#### Supplied text:
________________________
Regardless of whether one is for or against Ukraine’s accession to the EU and NATO, it is the result of the will of the Ukrainian people, which has been endorsed in successive elections of national authorities and - most clearly - in the rejection of the invaders. In accordance with international law, no foreign ruler, no matter how many atomic weapons it has, can set itself up as the supra-sovereign of Ukraine to impose on it a national security policy that would violate its independence.
Anti-imperialism from its origins has been essentially anti-colonialist and left-wing, in frank rejection of the expansionist policies of the old European empires in Africa, Asia and Latin America. Later it extended to the rejection of American imperialism which, as the hegemonic power in the world, became its counterpart in international politics. Anti-imperialism was, par excellence, a position of the left against US imperialism in its threefold expression: military, geopolitical and financial. If you were left, you were anti-imperialist and vice versa. Until the Soviet Union invaded Hungary and Czechoslovakia. The latter divided the world’s left, one current of which coined the term social-imperialism to differentiate it from the capitalist version.
The collapse of the Soviet Union and the gradual conversion of China into state capitalism left the dogmatic left without a point of reference, which, far from resetting itself and recognising the entry of the Russian and Chinese regimes into the family of imperialism, was left without doctrine or praxis. This Arabian left (red on the outside, white in the brain) was once again caught off-guard by Putin’s invasion of Ukraine.
________________________
#### Task objective:
Continue the passage on Ukraine and anti-imperialism above, picking up right after its final sentence.

[Document layout analysis data]
________________________
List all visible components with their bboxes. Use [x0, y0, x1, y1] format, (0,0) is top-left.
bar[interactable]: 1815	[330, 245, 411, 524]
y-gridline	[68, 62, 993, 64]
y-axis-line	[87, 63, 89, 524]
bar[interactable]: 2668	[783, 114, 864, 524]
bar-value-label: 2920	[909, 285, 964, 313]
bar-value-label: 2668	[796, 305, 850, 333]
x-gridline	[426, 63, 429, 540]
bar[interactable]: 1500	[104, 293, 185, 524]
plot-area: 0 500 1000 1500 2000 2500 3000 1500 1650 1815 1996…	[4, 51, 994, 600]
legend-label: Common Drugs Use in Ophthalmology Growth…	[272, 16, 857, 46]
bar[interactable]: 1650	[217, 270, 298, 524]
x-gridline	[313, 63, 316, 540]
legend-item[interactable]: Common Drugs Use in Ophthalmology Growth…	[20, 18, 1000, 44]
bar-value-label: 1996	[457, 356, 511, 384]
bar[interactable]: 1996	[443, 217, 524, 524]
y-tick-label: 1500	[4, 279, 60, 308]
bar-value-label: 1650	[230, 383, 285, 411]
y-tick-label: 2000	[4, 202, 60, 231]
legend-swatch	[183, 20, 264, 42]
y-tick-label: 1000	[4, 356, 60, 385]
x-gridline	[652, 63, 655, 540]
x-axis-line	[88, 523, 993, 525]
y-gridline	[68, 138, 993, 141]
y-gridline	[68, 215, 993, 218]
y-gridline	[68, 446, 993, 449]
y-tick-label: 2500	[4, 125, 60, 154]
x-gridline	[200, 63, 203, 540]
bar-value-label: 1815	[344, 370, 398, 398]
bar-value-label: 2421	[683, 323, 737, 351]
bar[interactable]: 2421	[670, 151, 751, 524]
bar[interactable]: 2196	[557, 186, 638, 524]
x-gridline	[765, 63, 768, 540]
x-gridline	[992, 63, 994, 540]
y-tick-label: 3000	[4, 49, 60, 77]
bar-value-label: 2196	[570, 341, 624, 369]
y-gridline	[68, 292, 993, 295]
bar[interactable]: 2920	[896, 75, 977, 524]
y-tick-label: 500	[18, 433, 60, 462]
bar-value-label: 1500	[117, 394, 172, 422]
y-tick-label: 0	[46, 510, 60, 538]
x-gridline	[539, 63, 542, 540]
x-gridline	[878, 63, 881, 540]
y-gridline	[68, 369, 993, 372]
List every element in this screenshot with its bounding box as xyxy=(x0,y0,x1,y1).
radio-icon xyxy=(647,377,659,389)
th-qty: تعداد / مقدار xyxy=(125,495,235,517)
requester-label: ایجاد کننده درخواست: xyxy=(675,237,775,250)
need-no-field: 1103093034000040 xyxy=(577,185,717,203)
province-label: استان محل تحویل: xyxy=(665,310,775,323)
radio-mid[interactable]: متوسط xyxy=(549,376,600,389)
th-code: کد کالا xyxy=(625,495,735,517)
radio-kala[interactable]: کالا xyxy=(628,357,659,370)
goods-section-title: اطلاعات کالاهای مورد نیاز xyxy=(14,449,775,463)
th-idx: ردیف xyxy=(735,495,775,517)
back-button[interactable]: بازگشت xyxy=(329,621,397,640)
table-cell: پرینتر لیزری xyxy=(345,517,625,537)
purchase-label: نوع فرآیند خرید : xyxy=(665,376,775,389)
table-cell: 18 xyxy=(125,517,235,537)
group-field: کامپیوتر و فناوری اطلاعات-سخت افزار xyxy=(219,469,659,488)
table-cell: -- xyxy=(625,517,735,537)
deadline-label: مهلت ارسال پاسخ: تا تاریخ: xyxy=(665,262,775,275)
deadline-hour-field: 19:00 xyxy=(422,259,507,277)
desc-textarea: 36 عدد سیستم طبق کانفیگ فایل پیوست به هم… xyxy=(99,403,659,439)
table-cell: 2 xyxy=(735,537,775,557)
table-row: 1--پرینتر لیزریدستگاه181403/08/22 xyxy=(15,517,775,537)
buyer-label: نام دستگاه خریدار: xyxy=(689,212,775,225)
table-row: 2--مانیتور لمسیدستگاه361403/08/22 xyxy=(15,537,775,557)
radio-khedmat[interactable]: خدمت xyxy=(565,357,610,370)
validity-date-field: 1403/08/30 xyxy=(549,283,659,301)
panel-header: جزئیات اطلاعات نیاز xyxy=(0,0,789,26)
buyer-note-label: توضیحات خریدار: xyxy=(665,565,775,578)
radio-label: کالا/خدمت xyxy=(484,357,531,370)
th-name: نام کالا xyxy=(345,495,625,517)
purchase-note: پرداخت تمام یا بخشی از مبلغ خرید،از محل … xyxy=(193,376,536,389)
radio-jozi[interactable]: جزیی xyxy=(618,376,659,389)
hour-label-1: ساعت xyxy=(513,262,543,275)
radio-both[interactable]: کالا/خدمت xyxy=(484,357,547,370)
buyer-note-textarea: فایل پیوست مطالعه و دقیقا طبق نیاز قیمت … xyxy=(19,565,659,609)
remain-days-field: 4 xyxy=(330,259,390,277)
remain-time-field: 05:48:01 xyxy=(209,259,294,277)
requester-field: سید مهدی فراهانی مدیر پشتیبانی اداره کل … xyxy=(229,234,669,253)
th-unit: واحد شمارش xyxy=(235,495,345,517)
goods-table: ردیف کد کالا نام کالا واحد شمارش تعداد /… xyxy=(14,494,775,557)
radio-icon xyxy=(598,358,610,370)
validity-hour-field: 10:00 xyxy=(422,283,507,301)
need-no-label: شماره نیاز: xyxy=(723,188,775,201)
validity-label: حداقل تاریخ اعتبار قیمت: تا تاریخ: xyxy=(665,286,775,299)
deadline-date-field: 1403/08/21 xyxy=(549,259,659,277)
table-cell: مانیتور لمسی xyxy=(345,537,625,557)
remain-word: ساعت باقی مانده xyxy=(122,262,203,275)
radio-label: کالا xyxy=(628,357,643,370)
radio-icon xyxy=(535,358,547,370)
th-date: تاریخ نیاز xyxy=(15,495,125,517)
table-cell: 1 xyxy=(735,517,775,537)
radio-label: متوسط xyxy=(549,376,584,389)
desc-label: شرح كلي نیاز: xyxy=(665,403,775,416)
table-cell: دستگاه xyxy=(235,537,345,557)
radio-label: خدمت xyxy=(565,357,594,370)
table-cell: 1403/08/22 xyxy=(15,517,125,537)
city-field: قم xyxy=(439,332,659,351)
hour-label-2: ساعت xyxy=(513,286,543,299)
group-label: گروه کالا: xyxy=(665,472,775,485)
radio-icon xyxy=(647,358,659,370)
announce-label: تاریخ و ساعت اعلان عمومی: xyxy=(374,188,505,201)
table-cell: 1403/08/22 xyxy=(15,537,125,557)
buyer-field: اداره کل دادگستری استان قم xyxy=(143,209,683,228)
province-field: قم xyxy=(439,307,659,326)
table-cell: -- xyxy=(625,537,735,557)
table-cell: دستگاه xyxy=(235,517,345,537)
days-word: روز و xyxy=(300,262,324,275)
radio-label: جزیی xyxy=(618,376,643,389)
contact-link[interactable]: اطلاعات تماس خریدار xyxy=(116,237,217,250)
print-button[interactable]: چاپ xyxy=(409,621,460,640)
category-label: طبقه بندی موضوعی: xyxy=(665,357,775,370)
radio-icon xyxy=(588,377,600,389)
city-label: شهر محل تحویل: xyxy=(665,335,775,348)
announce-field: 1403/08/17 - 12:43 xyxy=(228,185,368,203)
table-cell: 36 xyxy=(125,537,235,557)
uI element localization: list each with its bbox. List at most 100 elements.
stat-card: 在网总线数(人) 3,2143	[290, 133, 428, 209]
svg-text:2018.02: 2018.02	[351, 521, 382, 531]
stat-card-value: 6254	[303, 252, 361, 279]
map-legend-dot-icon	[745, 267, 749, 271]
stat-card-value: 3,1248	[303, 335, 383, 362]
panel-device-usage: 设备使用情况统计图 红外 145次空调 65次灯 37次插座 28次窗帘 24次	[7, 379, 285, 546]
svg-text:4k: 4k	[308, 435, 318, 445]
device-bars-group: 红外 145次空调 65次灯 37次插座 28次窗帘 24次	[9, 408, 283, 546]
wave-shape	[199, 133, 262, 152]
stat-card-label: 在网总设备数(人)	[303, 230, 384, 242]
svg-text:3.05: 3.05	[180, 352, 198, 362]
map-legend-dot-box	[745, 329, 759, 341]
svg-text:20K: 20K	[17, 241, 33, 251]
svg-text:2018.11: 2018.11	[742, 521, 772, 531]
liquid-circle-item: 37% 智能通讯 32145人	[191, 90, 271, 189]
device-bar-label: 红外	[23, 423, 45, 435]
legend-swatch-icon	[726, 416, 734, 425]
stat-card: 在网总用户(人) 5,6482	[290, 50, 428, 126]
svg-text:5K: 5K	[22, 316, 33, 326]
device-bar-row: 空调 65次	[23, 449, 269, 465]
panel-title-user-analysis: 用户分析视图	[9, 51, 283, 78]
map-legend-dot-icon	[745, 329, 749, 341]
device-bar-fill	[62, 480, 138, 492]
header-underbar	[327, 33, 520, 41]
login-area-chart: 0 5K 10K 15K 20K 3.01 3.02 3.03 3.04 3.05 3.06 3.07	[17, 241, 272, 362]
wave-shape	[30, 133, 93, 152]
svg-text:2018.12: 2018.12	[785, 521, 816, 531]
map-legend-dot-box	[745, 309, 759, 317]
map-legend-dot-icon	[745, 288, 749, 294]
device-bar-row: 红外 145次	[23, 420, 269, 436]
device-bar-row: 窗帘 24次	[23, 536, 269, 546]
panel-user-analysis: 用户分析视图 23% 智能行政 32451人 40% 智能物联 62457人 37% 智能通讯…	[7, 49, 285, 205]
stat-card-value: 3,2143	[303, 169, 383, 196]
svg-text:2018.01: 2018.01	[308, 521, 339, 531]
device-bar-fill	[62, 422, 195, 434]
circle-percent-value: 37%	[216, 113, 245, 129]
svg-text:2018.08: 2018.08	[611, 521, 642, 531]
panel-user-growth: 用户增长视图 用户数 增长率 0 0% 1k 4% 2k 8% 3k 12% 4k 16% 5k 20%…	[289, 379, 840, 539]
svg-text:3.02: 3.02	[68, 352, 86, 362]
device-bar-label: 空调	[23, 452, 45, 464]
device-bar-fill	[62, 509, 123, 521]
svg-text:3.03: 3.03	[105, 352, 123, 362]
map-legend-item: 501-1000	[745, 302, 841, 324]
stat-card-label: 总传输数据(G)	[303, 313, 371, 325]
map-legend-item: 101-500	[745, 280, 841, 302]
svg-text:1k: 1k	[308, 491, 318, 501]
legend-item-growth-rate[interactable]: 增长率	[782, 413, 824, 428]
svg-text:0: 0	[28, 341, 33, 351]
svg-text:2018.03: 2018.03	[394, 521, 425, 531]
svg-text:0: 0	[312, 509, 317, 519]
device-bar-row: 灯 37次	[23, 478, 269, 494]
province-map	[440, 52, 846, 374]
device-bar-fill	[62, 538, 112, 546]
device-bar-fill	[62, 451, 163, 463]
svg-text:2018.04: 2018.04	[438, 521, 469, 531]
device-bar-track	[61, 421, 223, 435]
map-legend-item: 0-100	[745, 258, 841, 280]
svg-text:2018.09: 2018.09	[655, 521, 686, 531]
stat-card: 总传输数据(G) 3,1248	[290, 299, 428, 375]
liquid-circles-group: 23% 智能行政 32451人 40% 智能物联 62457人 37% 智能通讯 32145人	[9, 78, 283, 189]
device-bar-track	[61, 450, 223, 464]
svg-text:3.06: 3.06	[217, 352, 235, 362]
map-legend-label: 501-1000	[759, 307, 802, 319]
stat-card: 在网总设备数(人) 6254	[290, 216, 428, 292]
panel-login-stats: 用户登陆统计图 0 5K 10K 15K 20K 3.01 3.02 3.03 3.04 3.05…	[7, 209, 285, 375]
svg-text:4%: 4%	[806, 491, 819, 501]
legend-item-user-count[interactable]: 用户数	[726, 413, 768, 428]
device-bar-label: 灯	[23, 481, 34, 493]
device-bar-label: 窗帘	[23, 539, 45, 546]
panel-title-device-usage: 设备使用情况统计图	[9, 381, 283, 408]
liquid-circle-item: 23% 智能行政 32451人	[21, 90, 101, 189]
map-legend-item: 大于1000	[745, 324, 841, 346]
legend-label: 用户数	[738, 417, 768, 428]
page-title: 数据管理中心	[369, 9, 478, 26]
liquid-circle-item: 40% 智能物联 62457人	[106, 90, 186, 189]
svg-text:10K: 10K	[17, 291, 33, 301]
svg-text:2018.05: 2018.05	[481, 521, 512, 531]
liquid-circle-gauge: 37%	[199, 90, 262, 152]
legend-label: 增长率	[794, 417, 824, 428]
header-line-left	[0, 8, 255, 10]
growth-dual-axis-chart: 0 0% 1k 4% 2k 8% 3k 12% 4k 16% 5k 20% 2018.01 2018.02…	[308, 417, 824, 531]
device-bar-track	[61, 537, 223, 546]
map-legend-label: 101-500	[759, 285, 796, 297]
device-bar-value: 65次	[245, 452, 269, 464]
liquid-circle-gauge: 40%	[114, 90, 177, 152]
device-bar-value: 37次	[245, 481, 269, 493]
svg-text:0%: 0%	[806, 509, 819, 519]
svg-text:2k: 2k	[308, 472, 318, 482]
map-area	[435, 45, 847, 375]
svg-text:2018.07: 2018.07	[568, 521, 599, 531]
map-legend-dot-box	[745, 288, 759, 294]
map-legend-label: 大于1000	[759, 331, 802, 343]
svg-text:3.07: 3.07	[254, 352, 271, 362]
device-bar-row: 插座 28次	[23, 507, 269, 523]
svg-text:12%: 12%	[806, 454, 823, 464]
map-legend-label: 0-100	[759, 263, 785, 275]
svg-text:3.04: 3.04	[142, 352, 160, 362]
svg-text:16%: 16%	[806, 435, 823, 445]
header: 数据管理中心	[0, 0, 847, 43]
________________________
#### Written response:
Why is there blindness in a certain supposedly anti-imperialist left to recognise the atrocities committed by a regime like the Russian regime, which can neither claim the ideological foundations of yesteryear nor pretend to be an alternative to world capitalism? Why do they refuse to accept that the Russia of today is yet another cathedral of the most predatory capitalism, sustained by oligarchs of the highest phase of the most savage capitalism, in finance and in strategic resources like oil, gas and grain? Why does the fossilised left not want to learn of the ample evidence that the Moscow regime is not only not left-wing but is the main promoter of far-right parties and governments such as the Hungarian one, and protector of bloodthirsty theocracies such as Iran’s?
The hypocrisy with which they view the genocide against the Ukrainian people is unacceptable, the fact that they turn a blind eye to the daily massacres against the population and hide in the face of the destruction of a country which only wanted to exercise its right to self-determination. However, they have more than enough guts to call for sanctions against the aggressor to be lifted and to condemn the provision of arms to those attacked.
As with the invasion of Czechoslovakia, Putin’s war against Ukraine will be a watershed of anti-imperialism. Never mind equidistant positions, complicit neutrality or “brainy” geopolitical arguments, the champions of anti-imperialism are missing an opportunity every day to stand by Ukraine. It is there and now. Posterior positions will be the best proof of the double standards they have been dragging along for many years. No double standards, no nuances: if you are anti-imperialist, you are with Ukraine.
Certainly, Uncle Ho’s phrase is still valid in the face of old and new tyrannies and old and new imperialisms.